REQUIRED TASK = Every record here needs to be written out again exactly.

DATA EXTRACT =
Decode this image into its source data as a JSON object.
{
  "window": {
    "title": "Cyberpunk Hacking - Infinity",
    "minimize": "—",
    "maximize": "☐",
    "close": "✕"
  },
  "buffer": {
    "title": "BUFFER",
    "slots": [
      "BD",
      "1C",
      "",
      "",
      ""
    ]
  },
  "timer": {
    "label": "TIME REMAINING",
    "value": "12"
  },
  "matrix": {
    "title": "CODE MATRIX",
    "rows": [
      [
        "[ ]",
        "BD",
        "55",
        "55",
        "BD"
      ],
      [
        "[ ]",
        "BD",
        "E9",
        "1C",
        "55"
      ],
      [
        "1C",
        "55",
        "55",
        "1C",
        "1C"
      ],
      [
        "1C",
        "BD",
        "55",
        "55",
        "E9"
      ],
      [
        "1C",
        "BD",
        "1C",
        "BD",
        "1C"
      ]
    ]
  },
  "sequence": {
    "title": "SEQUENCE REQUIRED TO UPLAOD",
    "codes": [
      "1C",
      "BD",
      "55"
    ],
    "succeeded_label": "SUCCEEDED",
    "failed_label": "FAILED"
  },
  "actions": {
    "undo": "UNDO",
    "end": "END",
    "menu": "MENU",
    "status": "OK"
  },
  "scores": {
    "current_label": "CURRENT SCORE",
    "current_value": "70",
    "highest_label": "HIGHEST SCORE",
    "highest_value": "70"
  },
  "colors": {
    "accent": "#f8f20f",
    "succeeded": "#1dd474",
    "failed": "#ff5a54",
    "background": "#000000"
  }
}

ANSWER FOR THIS EXERCISE =
Decode this image into its source data as a JSON object.
{
  "window": {
    "title": "Cyberpunk Hacking - Infinity",
    "minimize": "—",
    "maximize": "☐",
    "close": "✕"
  },
  "buffer": {
    "title": "BUFFER",
    "slots": [
      "BD",
      "1C",
      "",
      "",
      ""
    ]
  },
  "timer": {
    "label": "TIME REMAINING",
    "value": "12"
  },
  "matrix": {
    "title": "CODE MATRIX",
    "rows": [
      [
        "[ ]",
        "BD",
        "55",
        "55",
        "BD"
      ],
      [
        "[ ]",
        "BD",
        "E9",
        "1C",
        "55"
      ],
      [
        "1C",
        "55",
        "55",
        "1C",
        "1C"
      ],
      [
        "1C",
        "BD",
        "55",
        "55",
        "E9"
      ],
      [
        "1C",
        "BD",
        "1C",
        "BD",
        "1C"
      ]
    ]
  },
  "sequence": {
    "title": "SEQUENCE REQUIRED TO UPLAOD",
    "codes": [
      "1C",
      "BD",
      "55"
    ],
    "succeeded_label": "SUCCEEDED",
    "failed_label": "FAILED"
  },
  "actions": {
    "undo": "UNDO",
    "end": "END",
    "menu": "MENU",
    "status": "OK"
  },
  "scores": {
    "current_label": "CURRENT SCORE",
    "current_value": "70",
    "highest_label": "HIGHEST SCORE",
    "highest_value": "70"
  },
  "colors": {
    "accent": "#f8f20f",
    "succeeded": "#1dd474",
    "failed": "#ff5a54",
    "background": "#000000"
  }
}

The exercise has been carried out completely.